STATED EXERCISE:
Give the material again in full, matching it exactly.

PROVIDED ENTRIES:
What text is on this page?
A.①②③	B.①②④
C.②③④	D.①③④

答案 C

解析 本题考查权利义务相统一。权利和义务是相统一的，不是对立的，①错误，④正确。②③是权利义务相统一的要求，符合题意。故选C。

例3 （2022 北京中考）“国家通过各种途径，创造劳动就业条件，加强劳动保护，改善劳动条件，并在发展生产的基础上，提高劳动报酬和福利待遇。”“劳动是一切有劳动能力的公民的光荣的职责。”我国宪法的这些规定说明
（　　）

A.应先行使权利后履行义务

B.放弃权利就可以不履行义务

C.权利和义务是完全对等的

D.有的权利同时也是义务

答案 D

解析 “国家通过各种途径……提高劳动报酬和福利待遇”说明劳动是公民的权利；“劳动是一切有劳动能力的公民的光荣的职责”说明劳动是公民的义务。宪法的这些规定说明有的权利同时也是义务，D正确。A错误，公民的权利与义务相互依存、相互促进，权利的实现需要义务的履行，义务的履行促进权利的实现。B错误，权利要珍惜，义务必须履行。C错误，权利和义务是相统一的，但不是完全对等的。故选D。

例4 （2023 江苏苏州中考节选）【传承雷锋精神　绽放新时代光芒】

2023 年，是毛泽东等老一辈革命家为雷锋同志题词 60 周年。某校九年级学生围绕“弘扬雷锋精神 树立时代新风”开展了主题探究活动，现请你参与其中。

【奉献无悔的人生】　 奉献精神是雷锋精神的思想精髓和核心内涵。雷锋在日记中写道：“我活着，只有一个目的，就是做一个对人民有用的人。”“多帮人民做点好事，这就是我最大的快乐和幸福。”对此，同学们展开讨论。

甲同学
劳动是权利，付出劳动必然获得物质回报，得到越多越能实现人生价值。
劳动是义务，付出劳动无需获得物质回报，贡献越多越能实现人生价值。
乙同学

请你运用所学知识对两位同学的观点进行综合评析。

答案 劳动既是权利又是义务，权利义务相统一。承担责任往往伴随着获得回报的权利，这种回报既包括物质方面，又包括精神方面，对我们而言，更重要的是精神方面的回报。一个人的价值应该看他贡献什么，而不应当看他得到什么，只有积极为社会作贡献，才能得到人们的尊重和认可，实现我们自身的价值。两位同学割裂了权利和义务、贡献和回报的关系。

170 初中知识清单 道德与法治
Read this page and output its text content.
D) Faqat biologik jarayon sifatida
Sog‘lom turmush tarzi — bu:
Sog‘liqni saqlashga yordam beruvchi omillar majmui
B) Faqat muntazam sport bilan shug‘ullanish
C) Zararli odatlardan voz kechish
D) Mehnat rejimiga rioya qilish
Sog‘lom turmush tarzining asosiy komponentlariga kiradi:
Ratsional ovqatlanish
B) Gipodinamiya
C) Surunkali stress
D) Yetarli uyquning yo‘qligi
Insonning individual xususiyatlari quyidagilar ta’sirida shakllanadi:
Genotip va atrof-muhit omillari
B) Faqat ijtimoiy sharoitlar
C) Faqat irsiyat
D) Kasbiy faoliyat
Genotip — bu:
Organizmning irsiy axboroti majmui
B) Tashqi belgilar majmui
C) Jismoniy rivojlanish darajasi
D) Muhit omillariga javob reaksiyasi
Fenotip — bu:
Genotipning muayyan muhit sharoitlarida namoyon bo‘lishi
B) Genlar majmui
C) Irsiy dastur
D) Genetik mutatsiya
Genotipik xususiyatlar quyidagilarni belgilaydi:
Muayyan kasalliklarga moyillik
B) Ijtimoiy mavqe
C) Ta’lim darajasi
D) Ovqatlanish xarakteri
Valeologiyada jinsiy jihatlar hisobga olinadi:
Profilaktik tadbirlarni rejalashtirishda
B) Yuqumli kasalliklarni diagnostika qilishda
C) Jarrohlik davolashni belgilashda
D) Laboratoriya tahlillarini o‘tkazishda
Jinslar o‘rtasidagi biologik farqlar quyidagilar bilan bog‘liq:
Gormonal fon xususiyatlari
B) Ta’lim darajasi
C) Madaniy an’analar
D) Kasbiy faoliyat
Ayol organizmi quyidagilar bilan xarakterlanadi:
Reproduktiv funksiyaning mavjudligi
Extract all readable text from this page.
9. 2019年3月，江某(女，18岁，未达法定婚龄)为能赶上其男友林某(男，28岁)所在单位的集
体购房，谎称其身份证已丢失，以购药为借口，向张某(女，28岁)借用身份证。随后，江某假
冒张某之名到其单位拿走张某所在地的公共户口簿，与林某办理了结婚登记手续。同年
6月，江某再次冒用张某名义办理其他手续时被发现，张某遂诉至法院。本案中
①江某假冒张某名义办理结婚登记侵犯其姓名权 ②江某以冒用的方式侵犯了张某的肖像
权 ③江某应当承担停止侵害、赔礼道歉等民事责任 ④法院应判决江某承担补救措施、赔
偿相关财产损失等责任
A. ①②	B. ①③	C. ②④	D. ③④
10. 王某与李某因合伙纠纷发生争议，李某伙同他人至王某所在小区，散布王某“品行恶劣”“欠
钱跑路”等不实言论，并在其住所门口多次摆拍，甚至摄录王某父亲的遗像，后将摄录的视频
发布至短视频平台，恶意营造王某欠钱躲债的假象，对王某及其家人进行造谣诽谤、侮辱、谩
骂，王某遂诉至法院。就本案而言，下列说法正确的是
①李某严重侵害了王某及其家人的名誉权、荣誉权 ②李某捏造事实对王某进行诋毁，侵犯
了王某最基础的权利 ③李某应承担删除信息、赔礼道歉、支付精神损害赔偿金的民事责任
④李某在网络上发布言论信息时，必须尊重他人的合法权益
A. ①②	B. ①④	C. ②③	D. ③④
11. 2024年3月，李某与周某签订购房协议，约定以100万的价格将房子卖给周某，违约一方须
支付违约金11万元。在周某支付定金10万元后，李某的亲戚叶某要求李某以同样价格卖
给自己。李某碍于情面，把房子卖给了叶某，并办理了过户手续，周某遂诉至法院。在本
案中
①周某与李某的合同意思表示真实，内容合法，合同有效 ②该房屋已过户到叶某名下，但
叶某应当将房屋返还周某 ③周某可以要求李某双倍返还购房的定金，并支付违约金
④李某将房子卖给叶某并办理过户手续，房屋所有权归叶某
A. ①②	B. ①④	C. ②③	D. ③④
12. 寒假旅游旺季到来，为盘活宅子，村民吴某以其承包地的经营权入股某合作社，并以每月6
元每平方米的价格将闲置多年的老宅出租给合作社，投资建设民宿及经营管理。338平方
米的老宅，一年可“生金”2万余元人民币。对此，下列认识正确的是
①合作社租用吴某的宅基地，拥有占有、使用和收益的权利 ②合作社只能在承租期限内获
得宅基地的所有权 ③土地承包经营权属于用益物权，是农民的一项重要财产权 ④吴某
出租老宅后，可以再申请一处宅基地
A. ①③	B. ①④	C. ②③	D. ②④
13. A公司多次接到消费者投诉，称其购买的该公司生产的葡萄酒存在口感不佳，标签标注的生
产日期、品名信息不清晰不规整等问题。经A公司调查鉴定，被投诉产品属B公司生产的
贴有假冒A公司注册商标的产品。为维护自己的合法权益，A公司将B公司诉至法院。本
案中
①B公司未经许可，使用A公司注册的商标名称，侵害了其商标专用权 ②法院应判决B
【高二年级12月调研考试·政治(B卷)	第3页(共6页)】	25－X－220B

SOLUTION:
What text is on this page?
A.①②③	B.①②④
C.②③④	D.①③④

答案 C

解析 本题考查权利义务相统一。权利和义务是相统一的，不是对立的，①错误，④正确。②③是权利义务相统一的要求，符合题意。故选C。

例3 （2022 北京中考）“国家通过各种途径，创造劳动就业条件，加强劳动保护，改善劳动条件，并在发展生产的基础上，提高劳动报酬和福利待遇。”“劳动是一切有劳动能力的公民的光荣的职责。”我国宪法的这些规定说明
（　　）

A.应先行使权利后履行义务

B.放弃权利就可以不履行义务

C.权利和义务是完全对等的

D.有的权利同时也是义务

答案 D

解析 “国家通过各种途径……提高劳动报酬和福利待遇”说明劳动是公民的权利；“劳动是一切有劳动能力的公民的光荣的职责”说明劳动是公民的义务。宪法的这些规定说明有的权利同时也是义务，D正确。A错误，公民的权利与义务相互依存、相互促进，权利的实现需要义务的履行，义务的履行促进权利的实现。B错误，权利要珍惜，义务必须履行。C错误，权利和义务是相统一的，但不是完全对等的。故选D。

例4 （2023 江苏苏州中考节选）【传承雷锋精神　绽放新时代光芒】

2023 年，是毛泽东等老一辈革命家为雷锋同志题词 60 周年。某校九年级学生围绕“弘扬雷锋精神 树立时代新风”开展了主题探究活动，现请你参与其中。

【奉献无悔的人生】　 奉献精神是雷锋精神的思想精髓和核心内涵。雷锋在日记中写道：“我活着，只有一个目的，就是做一个对人民有用的人。”“多帮人民做点好事，这就是我最大的快乐和幸福。”对此，同学们展开讨论。

甲同学
劳动是权利，付出劳动必然获得物质回报，得到越多越能实现人生价值。
劳动是义务，付出劳动无需获得物质回报，贡献越多越能实现人生价值。
乙同学

请你运用所学知识对两位同学的观点进行综合评析。

答案 劳动既是权利又是义务，权利义务相统一。承担责任往往伴随着获得回报的权利，这种回报既包括物质方面，又包括精神方面，对我们而言，更重要的是精神方面的回报。一个人的价值应该看他贡献什么，而不应当看他得到什么，只有积极为社会作贡献，才能得到人们的尊重和认可，实现我们自身的价值。两位同学割裂了权利和义务、贡献和回报的关系。

170 初中知识清单 道德与法治
Read this page and output its text content.
D) Faqat biologik jarayon sifatida
Sog‘lom turmush tarzi — bu:
Sog‘liqni saqlashga yordam beruvchi omillar majmui
B) Faqat muntazam sport bilan shug‘ullanish
C) Zararli odatlardan voz kechish
D) Mehnat rejimiga rioya qilish
Sog‘lom turmush tarzining asosiy komponentlariga kiradi:
Ratsional ovqatlanish
B) Gipodinamiya
C) Surunkali stress
D) Yetarli uyquning yo‘qligi
Insonning individual xususiyatlari quyidagilar ta’sirida shakllanadi:
Genotip va atrof-muhit omillari
B) Faqat ijtimoiy sharoitlar
C) Faqat irsiyat
D) Kasbiy faoliyat
Genotip — bu:
Organizmning irsiy axboroti majmui
B) Tashqi belgilar majmui
C) Jismoniy rivojlanish darajasi
D) Muhit omillariga javob reaksiyasi
Fenotip — bu:
Genotipning muayyan muhit sharoitlarida namoyon bo‘lishi
B) Genlar majmui
C) Irsiy dastur
D) Genetik mutatsiya
Genotipik xususiyatlar quyidagilarni belgilaydi:
Muayyan kasalliklarga moyillik
B) Ijtimoiy mavqe
C) Ta’lim darajasi
D) Ovqatlanish xarakteri
Valeologiyada jinsiy jihatlar hisobga olinadi:
Profilaktik tadbirlarni rejalashtirishda
B) Yuqumli kasalliklarni diagnostika qilishda
C) Jarrohlik davolashni belgilashda
D) Laboratoriya tahlillarini o‘tkazishda
Jinslar o‘rtasidagi biologik farqlar quyidagilar bilan bog‘liq:
Gormonal fon xususiyatlari
B) Ta’lim darajasi
C) Madaniy an’analar
D) Kasbiy faoliyat
Ayol organizmi quyidagilar bilan xarakterlanadi:
Reproduktiv funksiyaning mavjudligi
Extract all readable text from this page.
9. 2019年3月，江某(女，18岁，未达法定婚龄)为能赶上其男友林某(男，28岁)所在单位的集
体购房，谎称其身份证已丢失，以购药为借口，向张某(女，28岁)借用身份证。随后，江某假
冒张某之名到其单位拿走张某所在地的公共户口簿，与林某办理了结婚登记手续。同年
6月，江某再次冒用张某名义办理其他手续时被发现，张某遂诉至法院。本案中
①江某假冒张某名义办理结婚登记侵犯其姓名权 ②江某以冒用的方式侵犯了张某的肖像
权 ③江某应当承担停止侵害、赔礼道歉等民事责任 ④法院应判决江某承担补救措施、赔
偿相关财产损失等责任
A. ①②	B. ①③	C. ②④	D. ③④
10. 王某与李某因合伙纠纷发生争议，李某伙同他人至王某所在小区，散布王某“品行恶劣”“欠
钱跑路”等不实言论，并在其住所门口多次摆拍，甚至摄录王某父亲的遗像，后将摄录的视频
发布至短视频平台，恶意营造王某欠钱躲债的假象，对王某及其家人进行造谣诽谤、侮辱、谩
骂，王某遂诉至法院。就本案而言，下列说法正确的是
①李某严重侵害了王某及其家人的名誉权、荣誉权 ②李某捏造事实对王某进行诋毁，侵犯
了王某最基础的权利 ③李某应承担删除信息、赔礼道歉、支付精神损害赔偿金的民事责任
④李某在网络上发布言论信息时，必须尊重他人的合法权益
A. ①②	B. ①④	C. ②③	D. ③④
11. 2024年3月，李某与周某签订购房协议，约定以100万的价格将房子卖给周某，违约一方须
支付违约金11万元。在周某支付定金10万元后，李某的亲戚叶某要求李某以同样价格卖
给自己。李某碍于情面，把房子卖给了叶某，并办理了过户手续，周某遂诉至法院。在本
案中
①周某与李某的合同意思表示真实，内容合法，合同有效 ②该房屋已过户到叶某名下，但
叶某应当将房屋返还周某 ③周某可以要求李某双倍返还购房的定金，并支付违约金
④李某将房子卖给叶某并办理过户手续，房屋所有权归叶某
A. ①②	B. ①④	C. ②③	D. ③④
12. 寒假旅游旺季到来，为盘活宅子，村民吴某以其承包地的经营权入股某合作社，并以每月6
元每平方米的价格将闲置多年的老宅出租给合作社，投资建设民宿及经营管理。338平方
米的老宅，一年可“生金”2万余元人民币。对此，下列认识正确的是
①合作社租用吴某的宅基地，拥有占有、使用和收益的权利 ②合作社只能在承租期限内获
得宅基地的所有权 ③土地承包经营权属于用益物权，是农民的一项重要财产权 ④吴某
出租老宅后，可以再申请一处宅基地
A. ①③	B. ①④	C. ②③	D. ②④
13. A公司多次接到消费者投诉，称其购买的该公司生产的葡萄酒存在口感不佳，标签标注的生
产日期、品名信息不清晰不规整等问题。经A公司调查鉴定，被投诉产品属B公司生产的
贴有假冒A公司注册商标的产品。为维护自己的合法权益，A公司将B公司诉至法院。本
案中
①B公司未经许可，使用A公司注册的商标名称，侵害了其商标专用权 ②法院应判决B
【高二年级12月调研考试·政治(B卷)	第3页(共6页)】	25－X－220B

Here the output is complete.